Aim of the exercise: Identify, in the records below, every line where the string "dedykowane" appears, and copy each such line.

Input rows:
┌────────
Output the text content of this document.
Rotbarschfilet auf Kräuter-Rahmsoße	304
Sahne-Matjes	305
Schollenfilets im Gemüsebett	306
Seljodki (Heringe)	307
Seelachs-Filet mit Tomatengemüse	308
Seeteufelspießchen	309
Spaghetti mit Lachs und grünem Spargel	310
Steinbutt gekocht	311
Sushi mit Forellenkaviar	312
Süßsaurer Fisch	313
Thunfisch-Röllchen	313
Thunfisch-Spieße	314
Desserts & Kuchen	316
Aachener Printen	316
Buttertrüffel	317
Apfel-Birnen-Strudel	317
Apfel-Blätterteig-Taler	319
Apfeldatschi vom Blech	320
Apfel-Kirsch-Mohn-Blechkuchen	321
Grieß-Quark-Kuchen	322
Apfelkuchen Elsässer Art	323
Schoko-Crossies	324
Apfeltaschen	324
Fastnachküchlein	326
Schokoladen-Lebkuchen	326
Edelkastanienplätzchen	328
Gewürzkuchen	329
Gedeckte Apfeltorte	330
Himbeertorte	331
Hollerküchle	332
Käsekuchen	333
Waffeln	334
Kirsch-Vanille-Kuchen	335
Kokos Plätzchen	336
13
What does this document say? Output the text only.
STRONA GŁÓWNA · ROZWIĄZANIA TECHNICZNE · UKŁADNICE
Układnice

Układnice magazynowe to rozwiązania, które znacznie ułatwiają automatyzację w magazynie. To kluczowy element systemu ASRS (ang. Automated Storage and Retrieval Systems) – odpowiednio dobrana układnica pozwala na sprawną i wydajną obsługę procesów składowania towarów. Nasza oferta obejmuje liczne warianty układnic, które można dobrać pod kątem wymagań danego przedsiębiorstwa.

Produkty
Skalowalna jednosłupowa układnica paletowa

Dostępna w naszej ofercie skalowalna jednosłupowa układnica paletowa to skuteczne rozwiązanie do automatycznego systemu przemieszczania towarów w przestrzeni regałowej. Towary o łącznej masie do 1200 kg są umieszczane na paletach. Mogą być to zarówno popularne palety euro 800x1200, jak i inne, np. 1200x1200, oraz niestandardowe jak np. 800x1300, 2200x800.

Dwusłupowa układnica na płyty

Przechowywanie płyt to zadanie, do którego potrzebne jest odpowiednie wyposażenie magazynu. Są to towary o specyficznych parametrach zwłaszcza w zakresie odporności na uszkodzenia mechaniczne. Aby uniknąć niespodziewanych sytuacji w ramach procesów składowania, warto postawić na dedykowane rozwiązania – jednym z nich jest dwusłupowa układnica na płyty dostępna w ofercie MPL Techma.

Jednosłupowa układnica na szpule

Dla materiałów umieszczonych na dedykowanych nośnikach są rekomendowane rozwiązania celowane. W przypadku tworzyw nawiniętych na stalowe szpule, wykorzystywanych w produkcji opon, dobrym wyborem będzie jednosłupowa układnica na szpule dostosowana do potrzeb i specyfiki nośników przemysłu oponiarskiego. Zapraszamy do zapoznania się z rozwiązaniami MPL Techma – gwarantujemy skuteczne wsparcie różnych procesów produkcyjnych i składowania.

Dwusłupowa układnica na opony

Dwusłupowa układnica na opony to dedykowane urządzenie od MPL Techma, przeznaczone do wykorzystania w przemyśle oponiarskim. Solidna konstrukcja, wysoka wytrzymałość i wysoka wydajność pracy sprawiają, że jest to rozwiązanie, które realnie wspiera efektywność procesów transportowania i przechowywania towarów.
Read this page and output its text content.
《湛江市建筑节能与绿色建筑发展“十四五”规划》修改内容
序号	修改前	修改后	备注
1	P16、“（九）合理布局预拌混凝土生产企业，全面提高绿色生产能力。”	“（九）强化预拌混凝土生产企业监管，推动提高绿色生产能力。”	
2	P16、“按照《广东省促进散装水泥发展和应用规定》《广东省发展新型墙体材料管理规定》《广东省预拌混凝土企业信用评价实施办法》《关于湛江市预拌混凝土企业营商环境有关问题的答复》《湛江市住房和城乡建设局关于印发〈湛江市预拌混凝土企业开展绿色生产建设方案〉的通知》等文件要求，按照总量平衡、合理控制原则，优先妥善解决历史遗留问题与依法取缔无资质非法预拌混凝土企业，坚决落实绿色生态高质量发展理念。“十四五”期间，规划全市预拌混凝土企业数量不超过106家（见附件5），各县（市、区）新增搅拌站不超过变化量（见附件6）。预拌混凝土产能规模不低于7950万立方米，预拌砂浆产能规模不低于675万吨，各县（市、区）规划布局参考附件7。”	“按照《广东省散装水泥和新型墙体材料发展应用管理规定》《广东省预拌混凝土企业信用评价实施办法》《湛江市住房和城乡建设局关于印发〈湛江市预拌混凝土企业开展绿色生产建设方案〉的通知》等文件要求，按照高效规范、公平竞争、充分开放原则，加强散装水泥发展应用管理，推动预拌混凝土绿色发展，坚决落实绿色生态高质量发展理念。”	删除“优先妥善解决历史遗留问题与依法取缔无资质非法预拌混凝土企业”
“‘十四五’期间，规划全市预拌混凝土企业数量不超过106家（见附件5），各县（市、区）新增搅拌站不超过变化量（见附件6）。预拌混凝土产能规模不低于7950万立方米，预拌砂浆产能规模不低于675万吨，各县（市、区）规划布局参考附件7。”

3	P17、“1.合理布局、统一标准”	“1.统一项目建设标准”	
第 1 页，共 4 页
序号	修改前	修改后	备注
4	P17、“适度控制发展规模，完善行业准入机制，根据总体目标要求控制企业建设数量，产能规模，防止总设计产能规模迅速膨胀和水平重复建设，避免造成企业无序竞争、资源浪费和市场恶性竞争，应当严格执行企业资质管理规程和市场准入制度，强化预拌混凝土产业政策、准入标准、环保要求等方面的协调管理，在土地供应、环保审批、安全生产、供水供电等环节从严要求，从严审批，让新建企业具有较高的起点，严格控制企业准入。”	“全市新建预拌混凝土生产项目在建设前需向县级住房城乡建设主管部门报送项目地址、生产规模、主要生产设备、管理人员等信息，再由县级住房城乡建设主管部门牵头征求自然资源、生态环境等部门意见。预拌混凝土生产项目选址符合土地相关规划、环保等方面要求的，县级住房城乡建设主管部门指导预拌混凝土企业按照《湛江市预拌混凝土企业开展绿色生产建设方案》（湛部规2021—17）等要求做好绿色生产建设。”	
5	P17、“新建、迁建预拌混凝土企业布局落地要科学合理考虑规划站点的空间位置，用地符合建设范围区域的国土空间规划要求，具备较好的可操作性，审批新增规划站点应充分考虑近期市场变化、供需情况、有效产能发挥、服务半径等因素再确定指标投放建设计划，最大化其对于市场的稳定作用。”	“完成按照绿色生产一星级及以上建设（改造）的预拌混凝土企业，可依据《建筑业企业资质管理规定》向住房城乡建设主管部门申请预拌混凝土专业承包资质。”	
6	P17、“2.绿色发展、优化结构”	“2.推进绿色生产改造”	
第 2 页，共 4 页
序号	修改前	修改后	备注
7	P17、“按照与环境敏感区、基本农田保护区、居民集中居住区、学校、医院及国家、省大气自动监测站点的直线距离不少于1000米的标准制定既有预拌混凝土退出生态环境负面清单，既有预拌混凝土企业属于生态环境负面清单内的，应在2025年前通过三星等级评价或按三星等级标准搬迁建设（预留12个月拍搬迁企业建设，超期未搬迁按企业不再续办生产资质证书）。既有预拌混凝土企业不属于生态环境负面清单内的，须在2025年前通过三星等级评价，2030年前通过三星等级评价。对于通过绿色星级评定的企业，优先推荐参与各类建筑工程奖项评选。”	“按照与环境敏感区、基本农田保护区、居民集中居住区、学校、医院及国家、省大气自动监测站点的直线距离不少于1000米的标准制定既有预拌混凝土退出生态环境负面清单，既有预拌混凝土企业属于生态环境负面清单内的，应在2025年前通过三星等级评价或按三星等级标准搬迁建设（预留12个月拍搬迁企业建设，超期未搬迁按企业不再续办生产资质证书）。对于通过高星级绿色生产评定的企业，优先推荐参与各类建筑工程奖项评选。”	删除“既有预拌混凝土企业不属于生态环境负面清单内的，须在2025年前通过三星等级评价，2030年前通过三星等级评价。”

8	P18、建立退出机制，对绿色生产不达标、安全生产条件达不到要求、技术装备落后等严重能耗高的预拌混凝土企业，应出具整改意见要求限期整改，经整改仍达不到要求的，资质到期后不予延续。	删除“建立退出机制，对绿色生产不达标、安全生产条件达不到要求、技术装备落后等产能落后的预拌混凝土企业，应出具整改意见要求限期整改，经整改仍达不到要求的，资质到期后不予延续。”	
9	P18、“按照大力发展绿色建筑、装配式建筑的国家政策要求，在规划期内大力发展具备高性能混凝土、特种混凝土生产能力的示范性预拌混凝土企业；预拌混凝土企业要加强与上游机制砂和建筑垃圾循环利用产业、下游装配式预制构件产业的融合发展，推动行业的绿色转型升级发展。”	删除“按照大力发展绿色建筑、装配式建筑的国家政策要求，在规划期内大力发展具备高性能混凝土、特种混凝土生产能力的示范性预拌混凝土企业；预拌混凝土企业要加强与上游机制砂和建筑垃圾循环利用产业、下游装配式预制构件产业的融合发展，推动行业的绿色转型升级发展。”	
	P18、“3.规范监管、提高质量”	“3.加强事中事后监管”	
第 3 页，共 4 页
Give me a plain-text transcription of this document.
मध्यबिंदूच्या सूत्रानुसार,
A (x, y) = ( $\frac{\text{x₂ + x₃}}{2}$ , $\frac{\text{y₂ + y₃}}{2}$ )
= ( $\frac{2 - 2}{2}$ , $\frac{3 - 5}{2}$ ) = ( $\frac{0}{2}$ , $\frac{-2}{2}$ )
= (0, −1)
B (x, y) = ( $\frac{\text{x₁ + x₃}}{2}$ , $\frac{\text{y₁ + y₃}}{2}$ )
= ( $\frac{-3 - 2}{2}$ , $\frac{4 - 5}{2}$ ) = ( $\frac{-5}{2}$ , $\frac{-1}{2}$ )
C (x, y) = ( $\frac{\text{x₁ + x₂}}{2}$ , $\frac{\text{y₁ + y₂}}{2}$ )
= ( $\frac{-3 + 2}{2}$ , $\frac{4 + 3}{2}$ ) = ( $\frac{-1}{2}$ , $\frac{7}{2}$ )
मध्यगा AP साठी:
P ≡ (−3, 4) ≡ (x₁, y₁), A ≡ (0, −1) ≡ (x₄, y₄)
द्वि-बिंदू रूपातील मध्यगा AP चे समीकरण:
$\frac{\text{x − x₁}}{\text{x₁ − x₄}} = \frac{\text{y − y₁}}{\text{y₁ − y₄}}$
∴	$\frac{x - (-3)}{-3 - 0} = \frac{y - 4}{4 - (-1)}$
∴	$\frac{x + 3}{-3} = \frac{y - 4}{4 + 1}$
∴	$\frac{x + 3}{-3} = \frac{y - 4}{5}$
└────────
Full response:
Przechowywanie płyt to zadanie, do którego potrzebne jest odpowiednie wyposażenie magazynu. Są to towary o specyficznych parametrach zwłaszcza w zakresie odporności na uszkodzenia mechaniczne. Aby uniknąć niespodziewanych sytuacji w ramach procesów składowania, warto postawić na dedykowane rozwiązania – jednym z nich jest dwusłupowa układnica na płyty dostępna w ofercie MPL Techma.
Dwusłupowa układnica na opony to dedykowane urządzenie od MPL Techma, przeznaczone do wykorzystania w przemyśle oponiarskim. Solidna konstrukcja, wysoka wytrzymałość i wysoka wydajność pracy sprawiają, że jest to rozwiązanie, które realnie wspiera efektywność procesów transportowania i przechowywania towarów.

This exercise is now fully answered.